EXERCISE DETAILS - Write out each record below exactly as it appears, with no pictures.

--- Start SUPPLIED RECORDS ---

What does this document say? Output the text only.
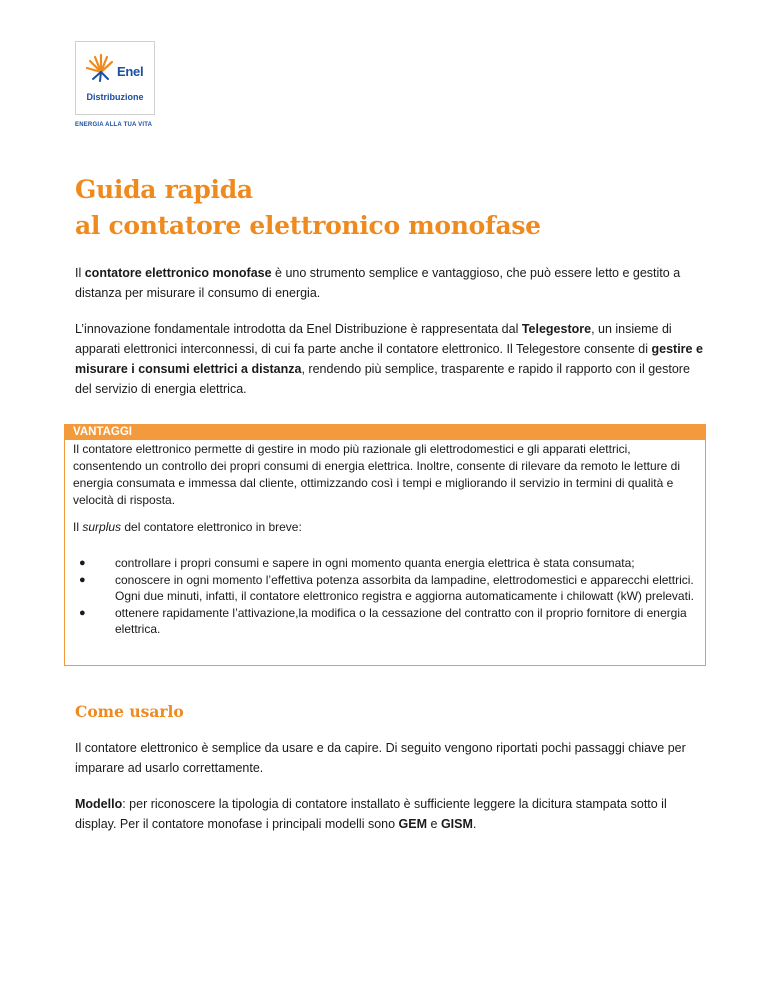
Enel
Distribuzione
ENERGIA ALLA TUA VITA
Guida rapida
al contatore elettronico monofase

Il contatore elettronico monofase è uno strumento semplice e vantaggioso, che può essere letto e gestito a distanza per misurare il consumo di energia.

L’innovazione fondamentale introdotta da Enel Distribuzione è rappresentata dal Telegestore, un insieme di apparati elettronici interconnessi, di cui fa parte anche il contatore elettronico. Il Telegestore consente di gestire e misurare i consumi elettrici a distanza, rendendo più semplice, trasparente e rapido il rapporto con il gestore del servizio di energia elettrica.

VANTAGGI

Il contatore elettronico permette di gestire in modo più razionale gli elettrodomestici e gli apparati elettrici, consentendo un controllo dei propri consumi di energia elettrica. Inoltre, consente di rilevare da remoto le letture di energia consumata e immessa dal cliente, ottimizzando così i tempi e migliorando il servizio in termini di qualità e velocità di risposta.

Il surplus del contatore elettronico in breve:

● controllare i propri consumi e sapere in ogni momento quanta energia elettrica è stata consumata;
● conoscere in ogni momento l’effettiva potenza assorbita da lampadine, elettrodomestici e apparecchi elettrici. Ogni due minuti, infatti, il contatore elettronico registra e aggiorna automaticamente i chilowatt (kW) prelevati.
● ottenere rapidamente l’attivazione,la modifica o la cessazione del contratto con il proprio fornitore di energia elettrica.
Come usarlo

Il contatore elettronico è semplice da usare e da capire. Di seguito vengono riportati pochi passaggi chiave per imparare ad usarlo correttamente.

Modello: per riconoscere la tipologia di contatore installato è sufficiente leggere la dicitura stampata sotto il display. Per il contatore monofase i principali modelli sono GEM e GISM.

--- End SUPPLIED RECORDS ---

RESPONSE FOR THIS EXERCISE -
What does this document say? Output the text only.
Enel
Distribuzione
ENERGIA ALLA TUA VITA
Guida rapida
al contatore elettronico monofase

Il contatore elettronico monofase è uno strumento semplice e vantaggioso, che può essere letto e gestito a distanza per misurare il consumo di energia.

L’innovazione fondamentale introdotta da Enel Distribuzione è rappresentata dal Telegestore, un insieme di apparati elettronici interconnessi, di cui fa parte anche il contatore elettronico. Il Telegestore consente di gestire e misurare i consumi elettrici a distanza, rendendo più semplice, trasparente e rapido il rapporto con il gestore del servizio di energia elettrica.

VANTAGGI

Il contatore elettronico permette di gestire in modo più razionale gli elettrodomestici e gli apparati elettrici, consentendo un controllo dei propri consumi di energia elettrica. Inoltre, consente di rilevare da remoto le letture di energia consumata e immessa dal cliente, ottimizzando così i tempi e migliorando il servizio in termini di qualità e velocità di risposta.

Il surplus del contatore elettronico in breve:

● controllare i propri consumi e sapere in ogni momento quanta energia elettrica è stata consumata;
● conoscere in ogni momento l’effettiva potenza assorbita da lampadine, elettrodomestici e apparecchi elettrici. Ogni due minuti, infatti, il contatore elettronico registra e aggiorna automaticamente i chilowatt (kW) prelevati.
● ottenere rapidamente l’attivazione,la modifica o la cessazione del contratto con il proprio fornitore di energia elettrica.
Come usarlo

Il contatore elettronico è semplice da usare e da capire. Di seguito vengono riportati pochi passaggi chiave per imparare ad usarlo correttamente.

Modello: per riconoscere la tipologia di contatore installato è sufficiente leggere la dicitura stampata sotto il display. Per il contatore monofase i principali modelli sono GEM e GISM.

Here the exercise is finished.